### [YOUR OBJECTIVE]
How many lines in the entries below contain "Combined"? Answer with the number only.

Records excerpted from a collection:
__________________________________________________

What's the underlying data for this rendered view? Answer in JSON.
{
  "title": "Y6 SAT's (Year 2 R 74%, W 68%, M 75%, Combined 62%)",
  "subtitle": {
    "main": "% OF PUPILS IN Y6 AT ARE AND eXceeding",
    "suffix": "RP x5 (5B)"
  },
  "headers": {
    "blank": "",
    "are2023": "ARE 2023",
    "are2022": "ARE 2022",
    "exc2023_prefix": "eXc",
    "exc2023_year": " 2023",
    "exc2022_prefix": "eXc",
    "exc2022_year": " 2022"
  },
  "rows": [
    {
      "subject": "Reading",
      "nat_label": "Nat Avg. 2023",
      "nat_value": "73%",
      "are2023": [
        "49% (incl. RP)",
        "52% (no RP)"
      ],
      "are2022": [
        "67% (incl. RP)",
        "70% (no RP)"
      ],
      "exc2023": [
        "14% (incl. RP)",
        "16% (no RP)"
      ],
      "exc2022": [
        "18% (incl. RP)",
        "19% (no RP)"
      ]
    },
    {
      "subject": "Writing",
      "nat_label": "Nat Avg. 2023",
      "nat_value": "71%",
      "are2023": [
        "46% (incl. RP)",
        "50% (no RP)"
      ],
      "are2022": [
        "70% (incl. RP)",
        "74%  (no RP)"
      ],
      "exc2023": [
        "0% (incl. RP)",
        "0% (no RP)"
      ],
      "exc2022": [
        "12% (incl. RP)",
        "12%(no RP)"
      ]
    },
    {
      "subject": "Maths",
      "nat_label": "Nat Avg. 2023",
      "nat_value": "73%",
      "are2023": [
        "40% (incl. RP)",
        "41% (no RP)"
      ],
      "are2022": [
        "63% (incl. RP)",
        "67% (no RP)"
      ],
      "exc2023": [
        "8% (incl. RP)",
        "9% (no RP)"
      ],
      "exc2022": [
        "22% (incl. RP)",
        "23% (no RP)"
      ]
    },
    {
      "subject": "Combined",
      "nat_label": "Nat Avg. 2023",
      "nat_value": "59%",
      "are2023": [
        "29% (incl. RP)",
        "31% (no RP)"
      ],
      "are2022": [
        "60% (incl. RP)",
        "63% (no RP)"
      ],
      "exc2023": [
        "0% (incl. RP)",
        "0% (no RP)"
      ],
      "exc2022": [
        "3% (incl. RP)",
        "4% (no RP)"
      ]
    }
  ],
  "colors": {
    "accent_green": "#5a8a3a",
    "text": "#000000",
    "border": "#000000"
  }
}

__________________________________________________

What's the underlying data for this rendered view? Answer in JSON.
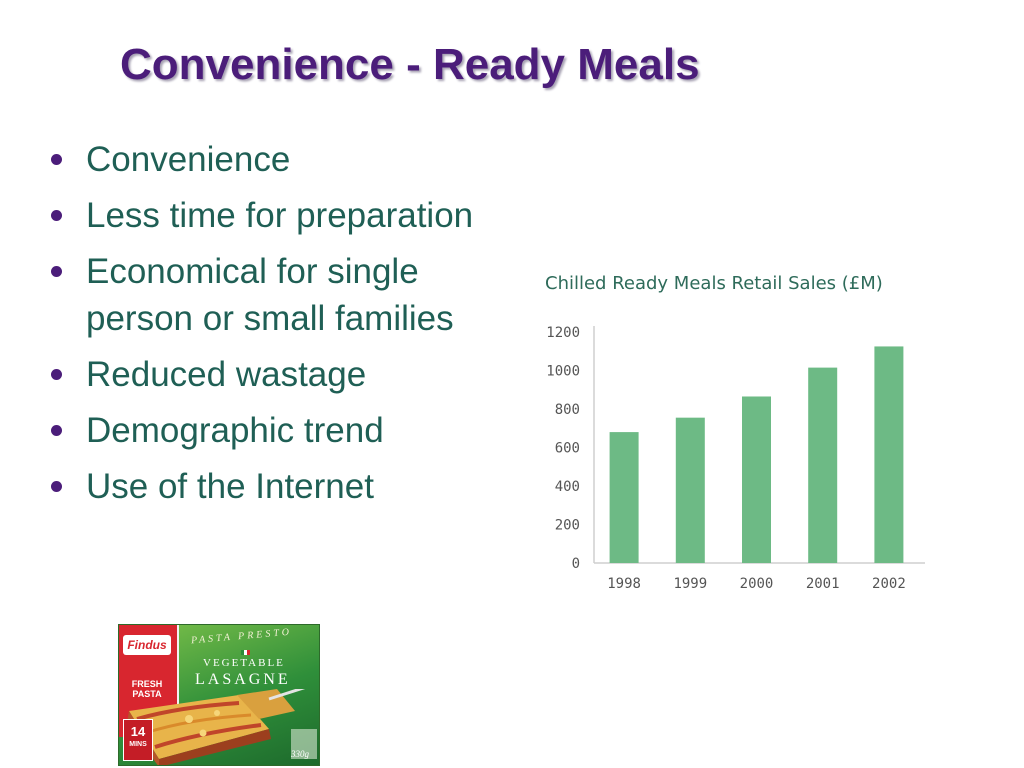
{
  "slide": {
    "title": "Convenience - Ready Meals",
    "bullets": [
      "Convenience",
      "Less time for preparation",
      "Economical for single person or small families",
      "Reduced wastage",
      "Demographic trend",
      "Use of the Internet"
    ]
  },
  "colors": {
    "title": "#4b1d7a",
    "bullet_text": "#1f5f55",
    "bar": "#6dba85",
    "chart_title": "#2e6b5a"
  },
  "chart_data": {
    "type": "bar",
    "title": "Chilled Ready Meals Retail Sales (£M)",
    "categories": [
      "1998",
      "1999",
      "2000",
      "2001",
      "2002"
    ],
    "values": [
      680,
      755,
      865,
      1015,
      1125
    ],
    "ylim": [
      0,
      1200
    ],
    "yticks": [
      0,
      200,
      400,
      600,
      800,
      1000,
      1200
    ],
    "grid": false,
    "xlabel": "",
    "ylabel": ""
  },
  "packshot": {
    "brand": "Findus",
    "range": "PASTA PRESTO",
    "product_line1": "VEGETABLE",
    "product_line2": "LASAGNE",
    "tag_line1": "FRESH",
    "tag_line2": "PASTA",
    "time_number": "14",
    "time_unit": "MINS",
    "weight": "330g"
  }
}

__________________________________________________

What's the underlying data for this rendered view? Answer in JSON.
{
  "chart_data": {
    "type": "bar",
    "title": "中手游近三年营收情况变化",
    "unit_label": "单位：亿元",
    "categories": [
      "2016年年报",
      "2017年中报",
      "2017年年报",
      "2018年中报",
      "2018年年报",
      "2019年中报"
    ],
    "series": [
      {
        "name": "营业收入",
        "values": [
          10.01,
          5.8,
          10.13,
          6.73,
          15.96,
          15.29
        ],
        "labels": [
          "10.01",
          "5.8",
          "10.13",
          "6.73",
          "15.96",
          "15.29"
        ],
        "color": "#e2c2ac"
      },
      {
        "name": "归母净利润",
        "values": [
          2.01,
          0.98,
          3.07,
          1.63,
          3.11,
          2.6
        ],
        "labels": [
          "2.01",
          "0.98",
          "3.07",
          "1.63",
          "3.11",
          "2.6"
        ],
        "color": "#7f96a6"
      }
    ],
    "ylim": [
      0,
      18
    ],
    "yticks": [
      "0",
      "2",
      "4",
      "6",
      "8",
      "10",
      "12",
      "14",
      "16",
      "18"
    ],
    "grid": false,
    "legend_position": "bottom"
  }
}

__________________________________________________

### [FINAL RESULT]
2